## SHORT PROBLEM
State how many lines in the records hold the word "ShipCity", giving the number and no other text.
[Begin INFORMATION SHOWN]
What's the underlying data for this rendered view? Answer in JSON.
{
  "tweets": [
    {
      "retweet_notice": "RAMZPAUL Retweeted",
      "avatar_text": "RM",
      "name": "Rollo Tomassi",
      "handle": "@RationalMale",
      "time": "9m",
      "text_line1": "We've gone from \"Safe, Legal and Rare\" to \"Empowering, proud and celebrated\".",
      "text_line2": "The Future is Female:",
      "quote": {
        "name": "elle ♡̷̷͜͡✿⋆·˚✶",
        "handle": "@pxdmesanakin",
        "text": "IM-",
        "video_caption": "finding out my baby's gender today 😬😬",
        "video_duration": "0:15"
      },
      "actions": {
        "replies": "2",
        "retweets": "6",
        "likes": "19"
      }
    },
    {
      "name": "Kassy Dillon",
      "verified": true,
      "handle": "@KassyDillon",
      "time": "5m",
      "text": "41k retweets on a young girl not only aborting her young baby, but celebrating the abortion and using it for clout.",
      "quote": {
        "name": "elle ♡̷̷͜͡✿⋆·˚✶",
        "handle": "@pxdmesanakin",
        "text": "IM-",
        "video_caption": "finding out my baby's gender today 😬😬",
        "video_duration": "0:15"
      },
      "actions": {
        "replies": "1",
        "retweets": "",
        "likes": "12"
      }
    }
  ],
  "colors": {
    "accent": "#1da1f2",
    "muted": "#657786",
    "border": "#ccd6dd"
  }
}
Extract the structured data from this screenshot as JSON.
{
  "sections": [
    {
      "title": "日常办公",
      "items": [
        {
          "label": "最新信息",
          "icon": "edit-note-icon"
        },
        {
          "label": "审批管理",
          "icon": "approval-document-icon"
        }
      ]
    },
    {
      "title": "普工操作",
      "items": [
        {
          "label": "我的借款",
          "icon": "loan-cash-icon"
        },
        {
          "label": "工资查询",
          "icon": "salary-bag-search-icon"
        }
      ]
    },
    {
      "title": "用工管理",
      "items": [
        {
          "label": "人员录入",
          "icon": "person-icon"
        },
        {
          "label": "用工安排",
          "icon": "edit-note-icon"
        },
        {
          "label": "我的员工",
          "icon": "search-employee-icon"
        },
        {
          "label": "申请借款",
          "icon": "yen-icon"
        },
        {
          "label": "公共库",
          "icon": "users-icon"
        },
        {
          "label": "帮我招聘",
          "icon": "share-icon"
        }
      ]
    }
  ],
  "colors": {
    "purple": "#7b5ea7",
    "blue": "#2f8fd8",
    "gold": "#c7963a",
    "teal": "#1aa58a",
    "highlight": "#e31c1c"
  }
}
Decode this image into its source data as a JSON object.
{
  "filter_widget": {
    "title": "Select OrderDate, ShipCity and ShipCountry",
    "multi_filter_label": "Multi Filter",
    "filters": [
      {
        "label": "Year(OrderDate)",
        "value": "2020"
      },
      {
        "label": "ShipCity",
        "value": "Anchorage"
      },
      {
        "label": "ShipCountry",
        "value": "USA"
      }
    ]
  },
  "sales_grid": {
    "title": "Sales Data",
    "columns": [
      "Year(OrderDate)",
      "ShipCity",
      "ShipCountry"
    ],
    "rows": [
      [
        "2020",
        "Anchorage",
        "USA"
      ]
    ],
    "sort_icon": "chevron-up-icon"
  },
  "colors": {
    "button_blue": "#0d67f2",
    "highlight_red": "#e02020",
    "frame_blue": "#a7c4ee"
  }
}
[End INFORMATION SHOWN]
## FULL RESPONSE
3